WRITTEN EXERCISE: In your copy, repeat the records exactly and leave out the pictures.

(Extracted records)
⁂

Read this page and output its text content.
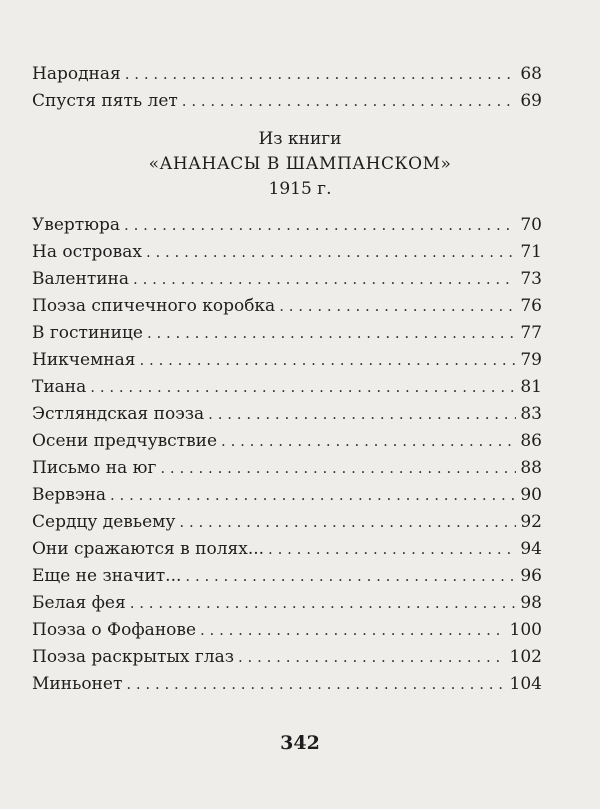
Народная . . .	68
Спустя пять лет . . .	69
Из книги
«АНАНАСЫ В ШАМПАНСКОМ»
1915 г.
Увертюра . . .	70
На островах . . .	71
Валентина . . .	73
Поэза спичечного коробка . . .	76
В гостинице . . .	77
Никчемная . . .	79
Тиана . . .	81
Эстляндская поэза . . .	83
Осени предчувствие . . .	86
Письмо на юг . . .	88
Вервэна . . .	90
Сердцу девьему . . .	92
Они сражаются в полях... . . .	94
Еще не значит... . . .	96
Белая фея . . .	98
Поэза о Фофанове . . .	100
Поэза раскрытых глаз . . .	102
Миньонет . . .	104
342
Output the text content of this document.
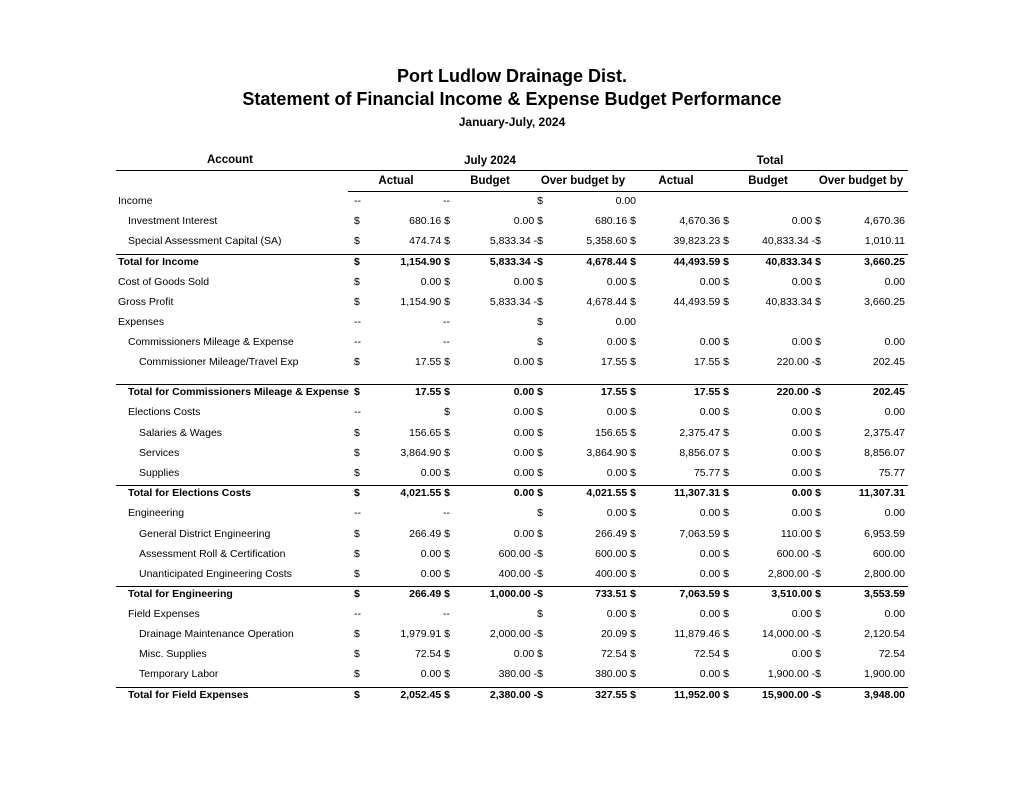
Port Ludlow Drainage Dist.
Statement of Financial Income & Expense Budget Performance
January-July, 2024
Account	July 2024	Total
Actual	Budget	Over budget by	Actual	Budget	Over budget by
Income	--	--	$	0.00
Investment Interest	$	680.16 $	0.00 $	680.16 $	4,670.36 $	0.00 $	4,670.36
Special Assessment Capital (SA)	$	474.74 $	5,833.34 -$	5,358.60 $	39,823.23 $	40,833.34 -$	1,010.11
Total for Income	$	1,154.90 $	5,833.34 -$	4,678.44 $	44,493.59 $	40,833.34 $	3,660.25
Cost of Goods Sold	$	0.00 $	0.00 $	0.00 $	0.00 $	0.00 $	0.00
Gross Profit	$	1,154.90 $	5,833.34 -$	4,678.44 $	44,493.59 $	40,833.34 $	3,660.25
Expenses	--	--	$	0.00
Commissioners Mileage & Expense	--	--	$	0.00 $	0.00 $	0.00 $	0.00
Commissioner Mileage/Travel Exp	$	17.55 $	0.00 $	17.55 $	17.55 $	220.00 -$	202.45
Total for Commissioners Mileage & Expense $	17.55 $	0.00 $	17.55 $	17.55 $	220.00 -$	202.45
Elections Costs	--	$	0.00 $	0.00 $	0.00 $	0.00 $	0.00
Salaries & Wages	$	156.65 $	0.00 $	156.65 $	2,375.47 $	0.00 $	2,375.47
Services	$	3,864.90 $	0.00 $	3,864.90 $	8,856.07 $	0.00 $	8,856.07
Supplies	$	0.00 $	0.00 $	0.00 $	75.77 $	0.00 $	75.77
Total for Elections Costs	$	4,021.55 $	0.00 $	4,021.55 $	11,307.31 $	0.00 $	11,307.31
Engineering	--	--	$	0.00 $	0.00 $	0.00 $	0.00
General District Engineering	$	266.49 $	0.00 $	266.49 $	7,063.59 $	110.00 $	6,953.59
Assessment Roll & Certification	$	0.00 $	600.00 -$	600.00 $	0.00 $	600.00 -$	600.00
Unanticipated Engineering Costs	$	0.00 $	400.00 -$	400.00 $	0.00 $	2,800.00 -$	2,800.00
Total for Engineering	$	266.49 $	1,000.00 -$	733.51 $	7,063.59 $	3,510.00 $	3,553.59
Field Expenses	--	--	$	0.00 $	0.00 $	0.00 $	0.00
Drainage Maintenance Operation	$	1,979.91 $	2,000.00 -$	20.09 $	11,879.46 $	14,000.00 -$	2,120.54
Misc. Supplies	$	72.54 $	0.00 $	72.54 $	72.54 $	0.00 $	72.54
Temporary Labor	$	0.00 $	380.00 -$	380.00 $	0.00 $	1,900.00 -$	1,900.00
Total for Field Expenses	$	2,052.45 $	2,380.00 -$	327.55 $	11,952.00 $	15,900.00 -$	3,948.00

⁂

ANSWER TO THIS EXERCISE:
Read this page and output its text content.
Народная . . .	68
Спустя пять лет . . .	69
Из книги
«АНАНАСЫ В ШАМПАНСКОМ»
1915 г.
Увертюра . . .	70
На островах . . .	71
Валентина . . .	73
Поэза спичечного коробка . . .	76
В гостинице . . .	77
Никчемная . . .	79
Тиана . . .	81
Эстляндская поэза . . .	83
Осени предчувствие . . .	86
Письмо на юг . . .	88
Вервэна . . .	90
Сердцу девьему . . .	92
Они сражаются в полях... . . .	94
Еще не значит... . . .	96
Белая фея . . .	98
Поэза о Фофанове . . .	100
Поэза раскрытых глаз . . .	102
Миньонет . . .	104
342
Output the text content of this document.
Port Ludlow Drainage Dist.
Statement of Financial Income & Expense Budget Performance
January-July, 2024
Account	July 2024	Total
Actual	Budget	Over budget by	Actual	Budget	Over budget by
Income	--	--	$	0.00
Investment Interest	$	680.16 $	0.00 $	680.16 $	4,670.36 $	0.00 $	4,670.36
Special Assessment Capital (SA)	$	474.74 $	5,833.34 -$	5,358.60 $	39,823.23 $	40,833.34 -$	1,010.11
Total for Income	$	1,154.90 $	5,833.34 -$	4,678.44 $	44,493.59 $	40,833.34 $	3,660.25
Cost of Goods Sold	$	0.00 $	0.00 $	0.00 $	0.00 $	0.00 $	0.00
Gross Profit	$	1,154.90 $	5,833.34 -$	4,678.44 $	44,493.59 $	40,833.34 $	3,660.25
Expenses	--	--	$	0.00
Commissioners Mileage & Expense	--	--	$	0.00 $	0.00 $	0.00 $	0.00
Commissioner Mileage/Travel Exp	$	17.55 $	0.00 $	17.55 $	17.55 $	220.00 -$	202.45
Total for Commissioners Mileage & Expense $	17.55 $	0.00 $	17.55 $	17.55 $	220.00 -$	202.45
Elections Costs	--	$	0.00 $	0.00 $	0.00 $	0.00 $	0.00
Salaries & Wages	$	156.65 $	0.00 $	156.65 $	2,375.47 $	0.00 $	2,375.47
Services	$	3,864.90 $	0.00 $	3,864.90 $	8,856.07 $	0.00 $	8,856.07
Supplies	$	0.00 $	0.00 $	0.00 $	75.77 $	0.00 $	75.77
Total for Elections Costs	$	4,021.55 $	0.00 $	4,021.55 $	11,307.31 $	0.00 $	11,307.31
Engineering	--	--	$	0.00 $	0.00 $	0.00 $	0.00
General District Engineering	$	266.49 $	0.00 $	266.49 $	7,063.59 $	110.00 $	6,953.59
Assessment Roll & Certification	$	0.00 $	600.00 -$	600.00 $	0.00 $	600.00 -$	600.00
Unanticipated Engineering Costs	$	0.00 $	400.00 -$	400.00 $	0.00 $	2,800.00 -$	2,800.00
Total for Engineering	$	266.49 $	1,000.00 -$	733.51 $	7,063.59 $	3,510.00 $	3,553.59
Field Expenses	--	--	$	0.00 $	0.00 $	0.00 $	0.00
Drainage Maintenance Operation	$	1,979.91 $	2,000.00 -$	20.09 $	11,879.46 $	14,000.00 -$	2,120.54
Misc. Supplies	$	72.54 $	0.00 $	72.54 $	72.54 $	0.00 $	72.54
Temporary Labor	$	0.00 $	380.00 -$	380.00 $	0.00 $	1,900.00 -$	1,900.00
Total for Field Expenses	$	2,052.45 $	2,380.00 -$	327.55 $	11,952.00 $	15,900.00 -$	3,948.00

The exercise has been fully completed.